____ GIVEN RECORDS

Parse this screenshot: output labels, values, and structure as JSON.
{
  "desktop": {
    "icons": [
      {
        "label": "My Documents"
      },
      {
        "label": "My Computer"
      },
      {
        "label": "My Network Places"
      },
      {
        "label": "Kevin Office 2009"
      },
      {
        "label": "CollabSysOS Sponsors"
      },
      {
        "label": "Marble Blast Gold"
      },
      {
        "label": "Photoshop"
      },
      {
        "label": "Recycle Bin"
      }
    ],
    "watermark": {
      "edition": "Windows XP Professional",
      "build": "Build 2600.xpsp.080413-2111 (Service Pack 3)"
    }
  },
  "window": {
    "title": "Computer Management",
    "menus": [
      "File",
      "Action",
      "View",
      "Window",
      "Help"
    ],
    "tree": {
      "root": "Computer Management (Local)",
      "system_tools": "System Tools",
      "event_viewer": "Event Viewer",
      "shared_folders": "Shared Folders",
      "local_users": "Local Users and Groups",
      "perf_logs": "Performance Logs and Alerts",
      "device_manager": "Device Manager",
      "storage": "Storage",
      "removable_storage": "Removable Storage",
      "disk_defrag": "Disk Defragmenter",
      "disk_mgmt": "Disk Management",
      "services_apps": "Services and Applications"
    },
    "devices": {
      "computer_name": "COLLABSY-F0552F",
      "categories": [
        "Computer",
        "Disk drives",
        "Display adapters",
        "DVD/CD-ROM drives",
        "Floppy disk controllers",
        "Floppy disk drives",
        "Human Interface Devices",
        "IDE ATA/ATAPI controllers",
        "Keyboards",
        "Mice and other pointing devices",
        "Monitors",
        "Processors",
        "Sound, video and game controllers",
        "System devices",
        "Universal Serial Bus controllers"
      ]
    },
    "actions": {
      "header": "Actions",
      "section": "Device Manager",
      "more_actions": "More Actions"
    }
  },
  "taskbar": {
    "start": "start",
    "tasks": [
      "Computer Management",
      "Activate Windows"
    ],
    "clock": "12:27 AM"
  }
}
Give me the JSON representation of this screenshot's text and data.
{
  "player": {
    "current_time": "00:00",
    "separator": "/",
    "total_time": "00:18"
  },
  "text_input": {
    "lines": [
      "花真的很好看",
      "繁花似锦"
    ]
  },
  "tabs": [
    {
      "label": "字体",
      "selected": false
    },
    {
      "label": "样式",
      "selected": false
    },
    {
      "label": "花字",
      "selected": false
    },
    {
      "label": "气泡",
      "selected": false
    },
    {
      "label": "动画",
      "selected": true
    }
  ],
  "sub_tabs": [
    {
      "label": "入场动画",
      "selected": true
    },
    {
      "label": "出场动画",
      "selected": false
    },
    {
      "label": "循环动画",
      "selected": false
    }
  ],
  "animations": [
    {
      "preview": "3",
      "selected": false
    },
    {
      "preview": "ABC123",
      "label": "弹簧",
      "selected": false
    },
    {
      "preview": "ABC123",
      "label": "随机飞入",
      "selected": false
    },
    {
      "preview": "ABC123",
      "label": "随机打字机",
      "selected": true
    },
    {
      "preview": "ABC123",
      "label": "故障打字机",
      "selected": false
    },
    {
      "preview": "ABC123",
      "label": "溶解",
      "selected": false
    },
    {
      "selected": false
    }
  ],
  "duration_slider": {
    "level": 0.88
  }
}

________

OBJECTIVE = Copy each line of the entries that includes the word "Manager".

RESULT FOR THIS EXERCISE =
      "device_manager": "Device Manager",
      "section": "Device Manager",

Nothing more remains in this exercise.